Written exercise
Pictures aside, repeat every entry exactly.

Excerpted data
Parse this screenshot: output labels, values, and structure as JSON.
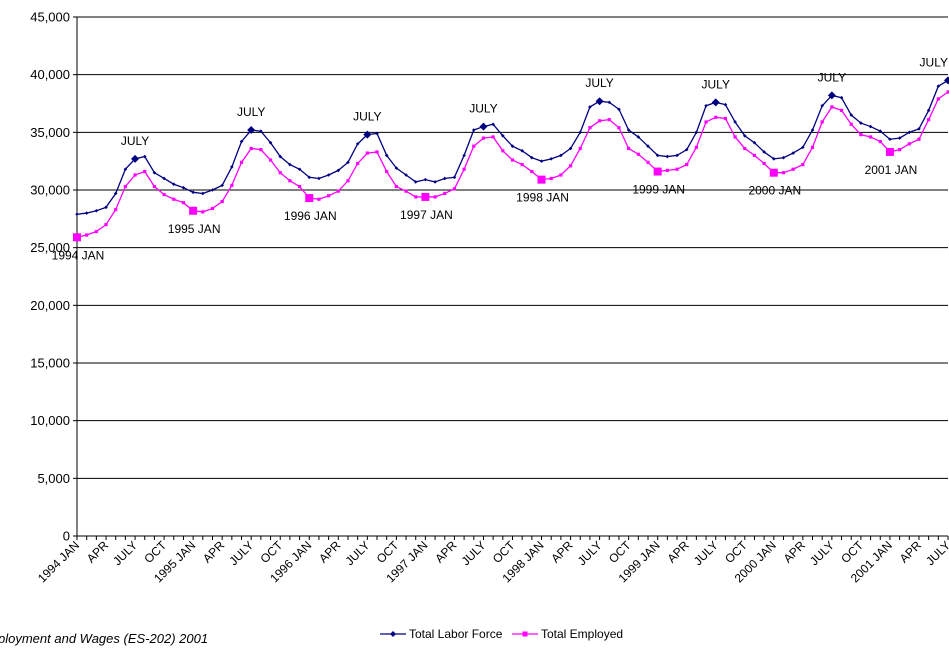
{
  "chart_data": {
    "type": "line",
    "title": "",
    "xlabel": "",
    "ylabel": "",
    "ylim": [
      0,
      45000
    ],
    "yticks": [
      0,
      5000,
      10000,
      15000,
      20000,
      25000,
      30000,
      35000,
      40000,
      45000
    ],
    "ytick_labels": [
      "0",
      "5,000",
      "10,000",
      "15,000",
      "20,000",
      "25,000",
      "30,000",
      "35,000",
      "40,000",
      "45,000"
    ],
    "grid": "horizontal",
    "legend_position": "bottom",
    "x_tick_labels": [
      {
        "index": 0,
        "label": "1994 JAN"
      },
      {
        "index": 3,
        "label": "APR"
      },
      {
        "index": 6,
        "label": "JULY"
      },
      {
        "index": 9,
        "label": "OCT"
      },
      {
        "index": 12,
        "label": "1995 JAN"
      },
      {
        "index": 15,
        "label": "APR"
      },
      {
        "index": 18,
        "label": "JULY"
      },
      {
        "index": 21,
        "label": "OCT"
      },
      {
        "index": 24,
        "label": "1996 JAN"
      },
      {
        "index": 27,
        "label": "APR"
      },
      {
        "index": 30,
        "label": "JULY"
      },
      {
        "index": 33,
        "label": "OCT"
      },
      {
        "index": 36,
        "label": "1997 JAN"
      },
      {
        "index": 39,
        "label": "APR"
      },
      {
        "index": 42,
        "label": "JULY"
      },
      {
        "index": 45,
        "label": "OCT"
      },
      {
        "index": 48,
        "label": "1998 JAN"
      },
      {
        "index": 51,
        "label": "APR"
      },
      {
        "index": 54,
        "label": "JULY"
      },
      {
        "index": 57,
        "label": "OCT"
      },
      {
        "index": 60,
        "label": "1999 JAN"
      },
      {
        "index": 63,
        "label": "APR"
      },
      {
        "index": 66,
        "label": "JULY"
      },
      {
        "index": 69,
        "label": "OCT"
      },
      {
        "index": 72,
        "label": "2000 JAN"
      },
      {
        "index": 75,
        "label": "APR"
      },
      {
        "index": 78,
        "label": "JULY"
      },
      {
        "index": 81,
        "label": "OCT"
      },
      {
        "index": 84,
        "label": "2001 JAN"
      },
      {
        "index": 87,
        "label": "APR"
      },
      {
        "index": 90,
        "label": "JULY"
      }
    ],
    "series": [
      {
        "name": "Total Labor Force",
        "color": "#000080",
        "marker": "diamond",
        "values": [
          27900,
          28000,
          28200,
          28500,
          29700,
          31800,
          32700,
          32900,
          31500,
          31000,
          30500,
          30200,
          29800,
          29700,
          30000,
          30400,
          32000,
          34200,
          35200,
          35100,
          34100,
          32900,
          32200,
          31800,
          31100,
          31000,
          31300,
          31700,
          32400,
          34000,
          34800,
          34900,
          33000,
          31900,
          31300,
          30700,
          30900,
          30700,
          31000,
          31100,
          33000,
          35200,
          35500,
          35700,
          34700,
          33800,
          33400,
          32800,
          32500,
          32700,
          33000,
          33600,
          35000,
          37200,
          37700,
          37600,
          37000,
          35200,
          34600,
          33800,
          33000,
          32900,
          33000,
          33500,
          35000,
          37300,
          37600,
          37400,
          35900,
          34700,
          34100,
          33300,
          32700,
          32800,
          33200,
          33700,
          35200,
          37300,
          38200,
          38000,
          36500,
          35800,
          35500,
          35100,
          34400,
          34500,
          35000,
          35300,
          36900,
          39000,
          39500
        ]
      },
      {
        "name": "Total Employed",
        "color": "#ff00ff",
        "marker": "square",
        "values": [
          25900,
          26100,
          26400,
          27000,
          28300,
          30300,
          31300,
          31600,
          30300,
          29600,
          29200,
          28900,
          28200,
          28100,
          28400,
          29000,
          30400,
          32400,
          33600,
          33500,
          32600,
          31500,
          30800,
          30300,
          29300,
          29200,
          29500,
          29900,
          30800,
          32300,
          33200,
          33300,
          31600,
          30300,
          29900,
          29400,
          29400,
          29400,
          29700,
          30100,
          31800,
          33800,
          34500,
          34600,
          33400,
          32600,
          32200,
          31600,
          30900,
          31000,
          31300,
          32100,
          33600,
          35400,
          36000,
          36100,
          35400,
          33600,
          33100,
          32400,
          31600,
          31700,
          31800,
          32200,
          33700,
          35900,
          36300,
          36200,
          34600,
          33600,
          33000,
          32300,
          31500,
          31500,
          31800,
          32200,
          33700,
          35900,
          37200,
          36900,
          35700,
          34800,
          34600,
          34200,
          33300,
          33500,
          34000,
          34400,
          36100,
          37900,
          38500
        ]
      }
    ],
    "annotations": [
      {
        "text": "1994 JAN",
        "index": 0,
        "series": "Total Employed",
        "pos": "below"
      },
      {
        "text": "JULY",
        "index": 6,
        "series": "Total Labor Force",
        "pos": "above"
      },
      {
        "text": "1995 JAN",
        "index": 12,
        "series": "Total Employed",
        "pos": "below"
      },
      {
        "text": "JULY",
        "index": 18,
        "series": "Total Labor Force",
        "pos": "above"
      },
      {
        "text": "1996 JAN",
        "index": 24,
        "series": "Total Employed",
        "pos": "below"
      },
      {
        "text": "JULY",
        "index": 30,
        "series": "Total Labor Force",
        "pos": "above"
      },
      {
        "text": "1997 JAN",
        "index": 36,
        "series": "Total Employed",
        "pos": "below"
      },
      {
        "text": "JULY",
        "index": 42,
        "series": "Total Labor Force",
        "pos": "above"
      },
      {
        "text": "1998 JAN",
        "index": 48,
        "series": "Total Employed",
        "pos": "below"
      },
      {
        "text": "JULY",
        "index": 54,
        "series": "Total Labor Force",
        "pos": "above"
      },
      {
        "text": "1999 JAN",
        "index": 60,
        "series": "Total Employed",
        "pos": "below"
      },
      {
        "text": "JULY",
        "index": 66,
        "series": "Total Labor Force",
        "pos": "above"
      },
      {
        "text": "2000 JAN",
        "index": 72,
        "series": "Total Employed",
        "pos": "below"
      },
      {
        "text": "JULY",
        "index": 78,
        "series": "Total Labor Force",
        "pos": "above"
      },
      {
        "text": "2001 JAN",
        "index": 84,
        "series": "Total Employed",
        "pos": "below"
      },
      {
        "text": "JULY",
        "index": 90,
        "series": "Total Labor Force",
        "pos": "above"
      }
    ]
  },
  "source_note": "ployment and Wages (ES-202) 2001"
}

Full output
Parse this screenshot: output labels, values, and structure as JSON.
{
  "chart_data": {
    "type": "line",
    "title": "",
    "xlabel": "",
    "ylabel": "",
    "ylim": [
      0,
      45000
    ],
    "yticks": [
      0,
      5000,
      10000,
      15000,
      20000,
      25000,
      30000,
      35000,
      40000,
      45000
    ],
    "ytick_labels": [
      "0",
      "5,000",
      "10,000",
      "15,000",
      "20,000",
      "25,000",
      "30,000",
      "35,000",
      "40,000",
      "45,000"
    ],
    "grid": "horizontal",
    "legend_position": "bottom",
    "x_tick_labels": [
      {
        "index": 0,
        "label": "1994 JAN"
      },
      {
        "index": 3,
        "label": "APR"
      },
      {
        "index": 6,
        "label": "JULY"
      },
      {
        "index": 9,
        "label": "OCT"
      },
      {
        "index": 12,
        "label": "1995 JAN"
      },
      {
        "index": 15,
        "label": "APR"
      },
      {
        "index": 18,
        "label": "JULY"
      },
      {
        "index": 21,
        "label": "OCT"
      },
      {
        "index": 24,
        "label": "1996 JAN"
      },
      {
        "index": 27,
        "label": "APR"
      },
      {
        "index": 30,
        "label": "JULY"
      },
      {
        "index": 33,
        "label": "OCT"
      },
      {
        "index": 36,
        "label": "1997 JAN"
      },
      {
        "index": 39,
        "label": "APR"
      },
      {
        "index": 42,
        "label": "JULY"
      },
      {
        "index": 45,
        "label": "OCT"
      },
      {
        "index": 48,
        "label": "1998 JAN"
      },
      {
        "index": 51,
        "label": "APR"
      },
      {
        "index": 54,
        "label": "JULY"
      },
      {
        "index": 57,
        "label": "OCT"
      },
      {
        "index": 60,
        "label": "1999 JAN"
      },
      {
        "index": 63,
        "label": "APR"
      },
      {
        "index": 66,
        "label": "JULY"
      },
      {
        "index": 69,
        "label": "OCT"
      },
      {
        "index": 72,
        "label": "2000 JAN"
      },
      {
        "index": 75,
        "label": "APR"
      },
      {
        "index": 78,
        "label": "JULY"
      },
      {
        "index": 81,
        "label": "OCT"
      },
      {
        "index": 84,
        "label": "2001 JAN"
      },
      {
        "index": 87,
        "label": "APR"
      },
      {
        "index": 90,
        "label": "JULY"
      }
    ],
    "series": [
      {
        "name": "Total Labor Force",
        "color": "#000080",
        "marker": "diamond",
        "values": [
          27900,
          28000,
          28200,
          28500,
          29700,
          31800,
          32700,
          32900,
          31500,
          31000,
          30500,
          30200,
          29800,
          29700,
          30000,
          30400,
          32000,
          34200,
          35200,
          35100,
          34100,
          32900,
          32200,
          31800,
          31100,
          31000,
          31300,
          31700,
          32400,
          34000,
          34800,
          34900,
          33000,
          31900,
          31300,
          30700,
          30900,
          30700,
          31000,
          31100,
          33000,
          35200,
          35500,
          35700,
          34700,
          33800,
          33400,
          32800,
          32500,
          32700,
          33000,
          33600,
          35000,
          37200,
          37700,
          37600,
          37000,
          35200,
          34600,
          33800,
          33000,
          32900,
          33000,
          33500,
          35000,
          37300,
          37600,
          37400,
          35900,
          34700,
          34100,
          33300,
          32700,
          32800,
          33200,
          33700,
          35200,
          37300,
          38200,
          38000,
          36500,
          35800,
          35500,
          35100,
          34400,
          34500,
          35000,
          35300,
          36900,
          39000,
          39500
        ]
      },
      {
        "name": "Total Employed",
        "color": "#ff00ff",
        "marker": "square",
        "values": [
          25900,
          26100,
          26400,
          27000,
          28300,
          30300,
          31300,
          31600,
          30300,
          29600,
          29200,
          28900,
          28200,
          28100,
          28400,
          29000,
          30400,
          32400,
          33600,
          33500,
          32600,
          31500,
          30800,
          30300,
          29300,
          29200,
          29500,
          29900,
          30800,
          32300,
          33200,
          33300,
          31600,
          30300,
          29900,
          29400,
          29400,
          29400,
          29700,
          30100,
          31800,
          33800,
          34500,
          34600,
          33400,
          32600,
          32200,
          31600,
          30900,
          31000,
          31300,
          32100,
          33600,
          35400,
          36000,
          36100,
          35400,
          33600,
          33100,
          32400,
          31600,
          31700,
          31800,
          32200,
          33700,
          35900,
          36300,
          36200,
          34600,
          33600,
          33000,
          32300,
          31500,
          31500,
          31800,
          32200,
          33700,
          35900,
          37200,
          36900,
          35700,
          34800,
          34600,
          34200,
          33300,
          33500,
          34000,
          34400,
          36100,
          37900,
          38500
        ]
      }
    ],
    "annotations": [
      {
        "text": "1994 JAN",
        "index": 0,
        "series": "Total Employed",
        "pos": "below"
      },
      {
        "text": "JULY",
        "index": 6,
        "series": "Total Labor Force",
        "pos": "above"
      },
      {
        "text": "1995 JAN",
        "index": 12,
        "series": "Total Employed",
        "pos": "below"
      },
      {
        "text": "JULY",
        "index": 18,
        "series": "Total Labor Force",
        "pos": "above"
      },
      {
        "text": "1996 JAN",
        "index": 24,
        "series": "Total Employed",
        "pos": "below"
      },
      {
        "text": "JULY",
        "index": 30,
        "series": "Total Labor Force",
        "pos": "above"
      },
      {
        "text": "1997 JAN",
        "index": 36,
        "series": "Total Employed",
        "pos": "below"
      },
      {
        "text": "JULY",
        "index": 42,
        "series": "Total Labor Force",
        "pos": "above"
      },
      {
        "text": "1998 JAN",
        "index": 48,
        "series": "Total Employed",
        "pos": "below"
      },
      {
        "text": "JULY",
        "index": 54,
        "series": "Total Labor Force",
        "pos": "above"
      },
      {
        "text": "1999 JAN",
        "index": 60,
        "series": "Total Employed",
        "pos": "below"
      },
      {
        "text": "JULY",
        "index": 66,
        "series": "Total Labor Force",
        "pos": "above"
      },
      {
        "text": "2000 JAN",
        "index": 72,
        "series": "Total Employed",
        "pos": "below"
      },
      {
        "text": "JULY",
        "index": 78,
        "series": "Total Labor Force",
        "pos": "above"
      },
      {
        "text": "2001 JAN",
        "index": 84,
        "series": "Total Employed",
        "pos": "below"
      },
      {
        "text": "JULY",
        "index": 90,
        "series": "Total Labor Force",
        "pos": "above"
      }
    ]
  },
  "source_note": "ployment and Wages (ES-202) 2001"
}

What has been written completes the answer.